Antistructure and Voidness in Early Buddhism


Not by what is viewed, not by what is heard, not by inner knowledge (Māgandiya, said the Blessed One,)

Nor by morality and observances is purity said to be;

By absence of what is viewed, by absence of what is heard, by non-knowledge,

By amorality, by nonobservance—also not by that.

So having let go of these, not taking hold of anything,

A peaceful one, not being dependent, would not have longings for existence.

     —Māgandiya Sutta of the Sutta-Nipāta, verse 5


     This post is maybe the last one that I will write which has been spawned by The Trickster and the Paranormal by George P. Hansen. Or maybe I will keep writing on this one until it grows into a miniseries: I don’t yet. Even so, the theory Hansen puts forth in the book has been incorporated into my world view and will be showing signs in what I write from now on. Anyway this particular essay is on a very Buddhist topic, despite the fact that Hansen’s book hardly mentions Buddhism at all. His theory fits Buddhism very nicely though, as I hope to explain in what follows.

(Dataset records)

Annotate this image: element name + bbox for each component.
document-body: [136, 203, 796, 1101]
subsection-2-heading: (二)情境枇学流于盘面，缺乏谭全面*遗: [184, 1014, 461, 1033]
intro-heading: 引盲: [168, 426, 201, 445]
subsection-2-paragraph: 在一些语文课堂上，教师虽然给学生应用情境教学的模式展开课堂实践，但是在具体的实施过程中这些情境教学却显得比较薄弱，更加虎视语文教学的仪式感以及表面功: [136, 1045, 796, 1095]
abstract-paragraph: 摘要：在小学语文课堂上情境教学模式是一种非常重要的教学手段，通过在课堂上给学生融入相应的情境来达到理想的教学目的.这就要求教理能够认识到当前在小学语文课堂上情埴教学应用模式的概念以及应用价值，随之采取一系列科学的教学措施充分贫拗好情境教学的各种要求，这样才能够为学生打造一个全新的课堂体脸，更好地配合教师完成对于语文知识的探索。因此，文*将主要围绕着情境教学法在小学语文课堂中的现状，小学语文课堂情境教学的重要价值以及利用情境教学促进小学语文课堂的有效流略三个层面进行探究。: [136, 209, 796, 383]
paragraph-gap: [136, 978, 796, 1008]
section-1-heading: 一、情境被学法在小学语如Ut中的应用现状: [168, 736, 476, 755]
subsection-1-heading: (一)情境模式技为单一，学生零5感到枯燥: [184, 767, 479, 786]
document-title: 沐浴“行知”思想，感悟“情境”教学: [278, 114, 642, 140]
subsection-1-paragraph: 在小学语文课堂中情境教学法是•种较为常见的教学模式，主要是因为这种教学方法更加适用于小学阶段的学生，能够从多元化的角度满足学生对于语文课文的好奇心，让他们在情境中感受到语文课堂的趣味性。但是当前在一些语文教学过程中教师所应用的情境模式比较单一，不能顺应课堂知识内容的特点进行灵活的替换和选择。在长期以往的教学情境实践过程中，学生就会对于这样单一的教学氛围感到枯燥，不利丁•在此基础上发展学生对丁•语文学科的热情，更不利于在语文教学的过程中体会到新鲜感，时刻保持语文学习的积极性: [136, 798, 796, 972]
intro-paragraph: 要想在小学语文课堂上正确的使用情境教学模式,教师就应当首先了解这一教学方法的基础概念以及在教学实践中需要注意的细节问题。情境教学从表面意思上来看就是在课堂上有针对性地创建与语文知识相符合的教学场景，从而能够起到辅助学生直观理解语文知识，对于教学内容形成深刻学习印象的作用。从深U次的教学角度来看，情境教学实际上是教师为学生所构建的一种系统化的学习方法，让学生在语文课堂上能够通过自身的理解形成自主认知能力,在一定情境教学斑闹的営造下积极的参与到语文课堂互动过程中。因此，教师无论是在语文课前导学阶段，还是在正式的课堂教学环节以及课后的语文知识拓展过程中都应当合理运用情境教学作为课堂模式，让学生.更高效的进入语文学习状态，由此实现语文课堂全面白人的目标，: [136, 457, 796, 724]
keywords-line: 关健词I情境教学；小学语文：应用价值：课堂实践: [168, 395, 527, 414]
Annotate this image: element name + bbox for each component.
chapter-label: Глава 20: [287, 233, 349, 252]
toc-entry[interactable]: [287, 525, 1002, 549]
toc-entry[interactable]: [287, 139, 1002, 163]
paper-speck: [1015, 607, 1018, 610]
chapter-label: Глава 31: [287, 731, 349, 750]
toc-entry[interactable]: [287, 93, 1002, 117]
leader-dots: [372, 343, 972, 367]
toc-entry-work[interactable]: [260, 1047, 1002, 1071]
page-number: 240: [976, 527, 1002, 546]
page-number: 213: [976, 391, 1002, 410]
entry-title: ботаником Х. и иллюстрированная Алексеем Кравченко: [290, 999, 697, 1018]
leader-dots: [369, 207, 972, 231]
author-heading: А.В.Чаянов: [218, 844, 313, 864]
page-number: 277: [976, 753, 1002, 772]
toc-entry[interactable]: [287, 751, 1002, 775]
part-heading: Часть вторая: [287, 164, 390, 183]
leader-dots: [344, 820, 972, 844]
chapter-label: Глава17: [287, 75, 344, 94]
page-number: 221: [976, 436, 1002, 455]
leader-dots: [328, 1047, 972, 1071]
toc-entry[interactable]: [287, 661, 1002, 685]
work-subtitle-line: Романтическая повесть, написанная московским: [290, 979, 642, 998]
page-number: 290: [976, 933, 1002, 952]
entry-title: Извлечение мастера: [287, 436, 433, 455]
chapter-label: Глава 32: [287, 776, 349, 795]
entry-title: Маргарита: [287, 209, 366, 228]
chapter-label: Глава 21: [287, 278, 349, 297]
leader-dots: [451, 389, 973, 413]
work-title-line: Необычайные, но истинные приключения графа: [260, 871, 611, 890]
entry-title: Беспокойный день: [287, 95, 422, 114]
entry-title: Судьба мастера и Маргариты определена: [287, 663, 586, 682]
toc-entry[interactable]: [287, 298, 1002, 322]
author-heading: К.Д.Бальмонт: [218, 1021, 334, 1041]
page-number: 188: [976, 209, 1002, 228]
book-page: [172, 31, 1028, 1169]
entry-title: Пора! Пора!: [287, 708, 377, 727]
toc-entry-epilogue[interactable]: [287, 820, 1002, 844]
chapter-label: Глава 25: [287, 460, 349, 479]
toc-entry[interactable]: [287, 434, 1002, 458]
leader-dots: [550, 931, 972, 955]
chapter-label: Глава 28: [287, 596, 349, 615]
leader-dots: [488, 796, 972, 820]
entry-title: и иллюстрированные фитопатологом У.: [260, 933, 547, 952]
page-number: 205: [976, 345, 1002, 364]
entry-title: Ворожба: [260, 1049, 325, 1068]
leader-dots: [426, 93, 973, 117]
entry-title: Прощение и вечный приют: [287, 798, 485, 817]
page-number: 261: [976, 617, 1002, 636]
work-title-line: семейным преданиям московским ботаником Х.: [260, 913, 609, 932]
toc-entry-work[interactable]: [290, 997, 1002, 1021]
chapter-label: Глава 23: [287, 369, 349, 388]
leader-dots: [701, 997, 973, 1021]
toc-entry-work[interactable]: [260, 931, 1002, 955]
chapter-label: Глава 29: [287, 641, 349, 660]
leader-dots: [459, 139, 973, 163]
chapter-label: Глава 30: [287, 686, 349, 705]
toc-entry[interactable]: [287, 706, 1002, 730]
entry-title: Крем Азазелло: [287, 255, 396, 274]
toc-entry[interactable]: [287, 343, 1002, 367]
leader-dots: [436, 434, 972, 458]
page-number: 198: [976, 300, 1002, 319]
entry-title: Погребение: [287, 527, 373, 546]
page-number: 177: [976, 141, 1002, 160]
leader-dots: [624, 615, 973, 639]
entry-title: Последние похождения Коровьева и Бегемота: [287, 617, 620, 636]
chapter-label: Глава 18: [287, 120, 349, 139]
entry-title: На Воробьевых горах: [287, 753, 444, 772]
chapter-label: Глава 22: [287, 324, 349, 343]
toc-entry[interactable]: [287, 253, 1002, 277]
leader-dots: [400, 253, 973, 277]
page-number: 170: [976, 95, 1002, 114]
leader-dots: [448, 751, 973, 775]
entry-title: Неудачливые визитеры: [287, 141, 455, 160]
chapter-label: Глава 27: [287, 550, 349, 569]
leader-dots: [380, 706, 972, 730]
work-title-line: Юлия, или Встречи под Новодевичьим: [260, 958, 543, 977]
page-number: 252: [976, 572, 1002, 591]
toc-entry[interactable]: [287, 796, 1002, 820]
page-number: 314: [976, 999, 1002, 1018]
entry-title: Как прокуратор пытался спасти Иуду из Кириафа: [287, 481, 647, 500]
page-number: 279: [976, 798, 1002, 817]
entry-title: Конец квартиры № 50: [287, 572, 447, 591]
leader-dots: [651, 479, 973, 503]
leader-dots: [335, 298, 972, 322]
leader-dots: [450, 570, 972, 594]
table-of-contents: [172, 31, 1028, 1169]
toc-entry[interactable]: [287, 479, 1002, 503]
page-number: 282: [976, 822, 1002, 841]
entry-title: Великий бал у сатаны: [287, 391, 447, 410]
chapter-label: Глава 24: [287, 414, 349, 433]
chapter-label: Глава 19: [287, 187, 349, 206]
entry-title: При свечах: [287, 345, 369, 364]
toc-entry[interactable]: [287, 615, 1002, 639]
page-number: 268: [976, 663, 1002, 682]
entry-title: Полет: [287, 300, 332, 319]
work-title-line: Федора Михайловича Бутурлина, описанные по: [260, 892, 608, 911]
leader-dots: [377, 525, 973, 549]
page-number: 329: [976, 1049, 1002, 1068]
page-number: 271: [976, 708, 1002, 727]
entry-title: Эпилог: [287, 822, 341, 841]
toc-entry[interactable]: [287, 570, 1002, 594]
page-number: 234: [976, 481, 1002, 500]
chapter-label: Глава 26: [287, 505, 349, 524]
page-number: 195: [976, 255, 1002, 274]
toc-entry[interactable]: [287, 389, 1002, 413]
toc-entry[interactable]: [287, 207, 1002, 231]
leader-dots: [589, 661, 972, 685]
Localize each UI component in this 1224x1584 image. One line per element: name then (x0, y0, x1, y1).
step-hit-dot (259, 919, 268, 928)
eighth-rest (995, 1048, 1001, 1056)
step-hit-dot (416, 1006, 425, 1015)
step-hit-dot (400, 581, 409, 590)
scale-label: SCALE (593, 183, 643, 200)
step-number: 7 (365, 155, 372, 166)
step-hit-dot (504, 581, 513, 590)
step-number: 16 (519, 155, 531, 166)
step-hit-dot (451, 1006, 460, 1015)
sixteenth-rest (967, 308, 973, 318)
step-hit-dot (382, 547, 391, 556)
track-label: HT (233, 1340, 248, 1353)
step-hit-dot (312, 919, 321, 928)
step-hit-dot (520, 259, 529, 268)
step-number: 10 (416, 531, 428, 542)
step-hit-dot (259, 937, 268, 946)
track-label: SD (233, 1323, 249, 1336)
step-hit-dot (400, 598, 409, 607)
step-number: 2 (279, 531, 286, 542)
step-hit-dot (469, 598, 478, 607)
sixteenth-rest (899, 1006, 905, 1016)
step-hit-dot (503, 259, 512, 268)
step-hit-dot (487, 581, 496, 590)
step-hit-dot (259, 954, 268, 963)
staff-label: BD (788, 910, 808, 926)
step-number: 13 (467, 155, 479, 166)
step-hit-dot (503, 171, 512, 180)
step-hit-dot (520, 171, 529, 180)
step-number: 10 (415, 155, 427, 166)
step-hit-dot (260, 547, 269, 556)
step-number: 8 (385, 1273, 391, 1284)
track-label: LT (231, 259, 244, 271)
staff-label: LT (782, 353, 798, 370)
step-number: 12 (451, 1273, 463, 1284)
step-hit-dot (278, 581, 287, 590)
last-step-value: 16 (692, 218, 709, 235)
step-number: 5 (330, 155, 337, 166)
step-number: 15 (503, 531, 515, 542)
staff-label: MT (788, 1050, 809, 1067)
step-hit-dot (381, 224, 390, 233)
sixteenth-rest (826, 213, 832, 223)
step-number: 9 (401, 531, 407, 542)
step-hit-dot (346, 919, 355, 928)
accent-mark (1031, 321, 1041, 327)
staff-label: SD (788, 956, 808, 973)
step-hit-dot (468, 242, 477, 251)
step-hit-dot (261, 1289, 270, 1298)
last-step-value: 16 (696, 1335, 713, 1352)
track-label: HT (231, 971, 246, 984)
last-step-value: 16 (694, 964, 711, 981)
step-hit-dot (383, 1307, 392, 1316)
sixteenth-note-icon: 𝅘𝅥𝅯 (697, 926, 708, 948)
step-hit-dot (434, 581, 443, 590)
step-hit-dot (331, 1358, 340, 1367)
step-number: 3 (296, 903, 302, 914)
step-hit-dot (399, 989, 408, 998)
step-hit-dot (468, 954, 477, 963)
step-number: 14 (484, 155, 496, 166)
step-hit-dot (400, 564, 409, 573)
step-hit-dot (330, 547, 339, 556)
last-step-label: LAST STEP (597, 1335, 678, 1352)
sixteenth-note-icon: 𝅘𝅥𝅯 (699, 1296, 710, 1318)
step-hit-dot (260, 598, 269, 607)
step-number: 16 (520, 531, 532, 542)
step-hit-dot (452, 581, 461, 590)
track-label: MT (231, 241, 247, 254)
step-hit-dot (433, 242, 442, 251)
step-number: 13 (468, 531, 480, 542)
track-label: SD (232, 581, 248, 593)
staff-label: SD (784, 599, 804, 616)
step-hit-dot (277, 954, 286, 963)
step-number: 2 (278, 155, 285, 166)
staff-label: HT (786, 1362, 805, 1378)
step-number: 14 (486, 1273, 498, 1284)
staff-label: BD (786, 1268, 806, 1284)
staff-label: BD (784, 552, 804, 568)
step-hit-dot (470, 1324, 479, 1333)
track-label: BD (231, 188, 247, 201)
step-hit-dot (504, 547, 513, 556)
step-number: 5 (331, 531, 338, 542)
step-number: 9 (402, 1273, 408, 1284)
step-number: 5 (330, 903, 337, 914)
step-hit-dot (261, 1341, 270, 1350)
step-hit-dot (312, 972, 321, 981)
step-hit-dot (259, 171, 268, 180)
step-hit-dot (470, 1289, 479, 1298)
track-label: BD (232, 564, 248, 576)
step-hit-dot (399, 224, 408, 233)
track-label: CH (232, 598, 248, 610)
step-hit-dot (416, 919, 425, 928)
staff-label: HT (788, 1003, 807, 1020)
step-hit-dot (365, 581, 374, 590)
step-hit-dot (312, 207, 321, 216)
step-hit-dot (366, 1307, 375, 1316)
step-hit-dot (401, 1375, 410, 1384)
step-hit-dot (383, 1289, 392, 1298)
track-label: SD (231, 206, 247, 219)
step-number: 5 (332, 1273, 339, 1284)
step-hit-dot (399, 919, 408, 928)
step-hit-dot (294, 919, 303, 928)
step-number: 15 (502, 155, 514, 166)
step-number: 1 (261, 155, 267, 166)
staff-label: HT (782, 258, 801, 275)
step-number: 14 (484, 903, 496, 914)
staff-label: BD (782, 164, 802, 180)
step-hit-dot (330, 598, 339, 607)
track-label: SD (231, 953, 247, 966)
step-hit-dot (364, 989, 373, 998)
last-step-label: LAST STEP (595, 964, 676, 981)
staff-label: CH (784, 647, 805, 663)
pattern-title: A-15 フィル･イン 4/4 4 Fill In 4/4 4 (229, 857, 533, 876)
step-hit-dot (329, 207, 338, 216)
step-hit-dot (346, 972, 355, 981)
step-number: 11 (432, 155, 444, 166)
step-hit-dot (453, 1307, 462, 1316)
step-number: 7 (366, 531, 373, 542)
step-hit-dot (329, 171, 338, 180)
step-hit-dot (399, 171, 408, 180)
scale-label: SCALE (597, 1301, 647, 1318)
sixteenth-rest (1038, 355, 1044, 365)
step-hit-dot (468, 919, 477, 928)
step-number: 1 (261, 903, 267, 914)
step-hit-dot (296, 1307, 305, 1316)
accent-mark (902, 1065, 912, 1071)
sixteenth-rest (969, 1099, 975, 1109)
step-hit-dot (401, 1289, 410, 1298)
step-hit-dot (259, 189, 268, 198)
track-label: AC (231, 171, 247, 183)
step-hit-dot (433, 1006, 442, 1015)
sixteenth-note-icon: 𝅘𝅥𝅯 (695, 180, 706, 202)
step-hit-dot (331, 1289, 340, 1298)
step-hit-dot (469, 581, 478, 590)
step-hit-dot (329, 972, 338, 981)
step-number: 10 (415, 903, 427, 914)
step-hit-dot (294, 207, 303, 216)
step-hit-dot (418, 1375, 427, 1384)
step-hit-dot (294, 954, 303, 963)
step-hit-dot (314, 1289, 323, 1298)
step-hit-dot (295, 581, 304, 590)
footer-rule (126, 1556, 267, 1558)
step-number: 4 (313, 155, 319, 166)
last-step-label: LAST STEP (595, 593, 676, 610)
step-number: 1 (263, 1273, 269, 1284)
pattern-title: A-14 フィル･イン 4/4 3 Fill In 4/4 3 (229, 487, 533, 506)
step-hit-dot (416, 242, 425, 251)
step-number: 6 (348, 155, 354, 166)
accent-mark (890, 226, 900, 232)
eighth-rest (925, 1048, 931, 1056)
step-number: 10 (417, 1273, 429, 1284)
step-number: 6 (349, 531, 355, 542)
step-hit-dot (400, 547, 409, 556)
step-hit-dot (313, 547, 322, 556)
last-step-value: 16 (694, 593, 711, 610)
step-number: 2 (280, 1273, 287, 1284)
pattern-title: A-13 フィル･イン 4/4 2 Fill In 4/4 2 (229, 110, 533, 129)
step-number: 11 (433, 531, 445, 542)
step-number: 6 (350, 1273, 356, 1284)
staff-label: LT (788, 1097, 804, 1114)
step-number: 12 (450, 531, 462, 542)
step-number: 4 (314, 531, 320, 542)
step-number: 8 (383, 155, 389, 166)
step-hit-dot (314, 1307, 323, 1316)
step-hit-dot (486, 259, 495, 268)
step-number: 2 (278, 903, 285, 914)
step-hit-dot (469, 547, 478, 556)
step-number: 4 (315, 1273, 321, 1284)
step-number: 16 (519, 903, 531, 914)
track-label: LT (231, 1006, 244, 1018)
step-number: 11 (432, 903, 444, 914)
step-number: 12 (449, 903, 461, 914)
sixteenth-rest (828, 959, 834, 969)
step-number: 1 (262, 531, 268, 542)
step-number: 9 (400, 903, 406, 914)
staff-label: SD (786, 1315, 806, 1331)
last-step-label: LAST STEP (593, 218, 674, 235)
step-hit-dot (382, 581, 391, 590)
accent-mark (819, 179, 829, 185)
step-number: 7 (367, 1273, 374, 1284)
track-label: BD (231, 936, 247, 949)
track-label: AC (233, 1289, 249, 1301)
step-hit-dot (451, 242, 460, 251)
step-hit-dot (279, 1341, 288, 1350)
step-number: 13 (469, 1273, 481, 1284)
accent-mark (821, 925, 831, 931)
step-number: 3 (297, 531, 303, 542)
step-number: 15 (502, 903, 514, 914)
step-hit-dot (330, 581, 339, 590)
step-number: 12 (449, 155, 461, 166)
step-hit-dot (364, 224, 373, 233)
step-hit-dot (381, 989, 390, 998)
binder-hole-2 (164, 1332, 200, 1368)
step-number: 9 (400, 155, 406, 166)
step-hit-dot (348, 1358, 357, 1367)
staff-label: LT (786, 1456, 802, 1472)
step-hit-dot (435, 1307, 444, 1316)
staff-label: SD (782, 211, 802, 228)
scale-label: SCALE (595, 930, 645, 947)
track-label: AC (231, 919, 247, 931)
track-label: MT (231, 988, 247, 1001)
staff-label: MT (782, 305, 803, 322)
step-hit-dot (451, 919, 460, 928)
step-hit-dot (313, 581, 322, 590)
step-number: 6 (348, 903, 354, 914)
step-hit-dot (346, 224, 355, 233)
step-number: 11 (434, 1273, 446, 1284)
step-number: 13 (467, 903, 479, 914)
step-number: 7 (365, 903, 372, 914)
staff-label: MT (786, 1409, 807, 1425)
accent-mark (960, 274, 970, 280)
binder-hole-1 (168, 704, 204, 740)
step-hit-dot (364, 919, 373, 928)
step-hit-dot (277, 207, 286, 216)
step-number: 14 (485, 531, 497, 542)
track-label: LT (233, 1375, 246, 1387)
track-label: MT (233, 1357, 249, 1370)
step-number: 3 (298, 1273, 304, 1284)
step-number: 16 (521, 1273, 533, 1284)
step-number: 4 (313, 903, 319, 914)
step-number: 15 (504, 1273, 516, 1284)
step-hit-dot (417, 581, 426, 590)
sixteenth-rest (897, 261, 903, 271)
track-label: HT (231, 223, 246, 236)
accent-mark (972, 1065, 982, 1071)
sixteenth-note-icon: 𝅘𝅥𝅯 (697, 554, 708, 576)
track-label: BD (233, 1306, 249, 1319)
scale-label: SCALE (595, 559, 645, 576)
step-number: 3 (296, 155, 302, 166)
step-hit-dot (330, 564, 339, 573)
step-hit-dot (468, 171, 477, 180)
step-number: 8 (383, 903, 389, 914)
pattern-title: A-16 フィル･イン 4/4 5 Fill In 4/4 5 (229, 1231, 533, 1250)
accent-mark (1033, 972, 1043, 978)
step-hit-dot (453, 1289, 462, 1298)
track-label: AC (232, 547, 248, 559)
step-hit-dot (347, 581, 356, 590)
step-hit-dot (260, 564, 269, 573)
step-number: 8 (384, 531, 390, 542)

## Directives
(a) Why does the essay take up a Buddhist topic even though Hansen's book hardly mentions Buddhism? Answer in one to three sentences.
(b) Summarize the essay in two sentences.
The records are not needed for any of this work.

## Complete answers
(a) Hansen's theory fits Buddhism very nicely. The writer hopes to explain that fit in the rest of the essay.

(b) A verse from the Māgandiya Sutta says that purity comes neither through what is viewed, heard, or inwardly known, or through morality and observances, nor through their absence, and that a peaceful one who lets go of these and is not dependent would not long for existence. The writer says the post grew out of George P. Hansen's The Trickster and the Paranormal, whose theory is now part of the writer's world view, and applies that theory to a Buddhist topic because it fits Buddhism well.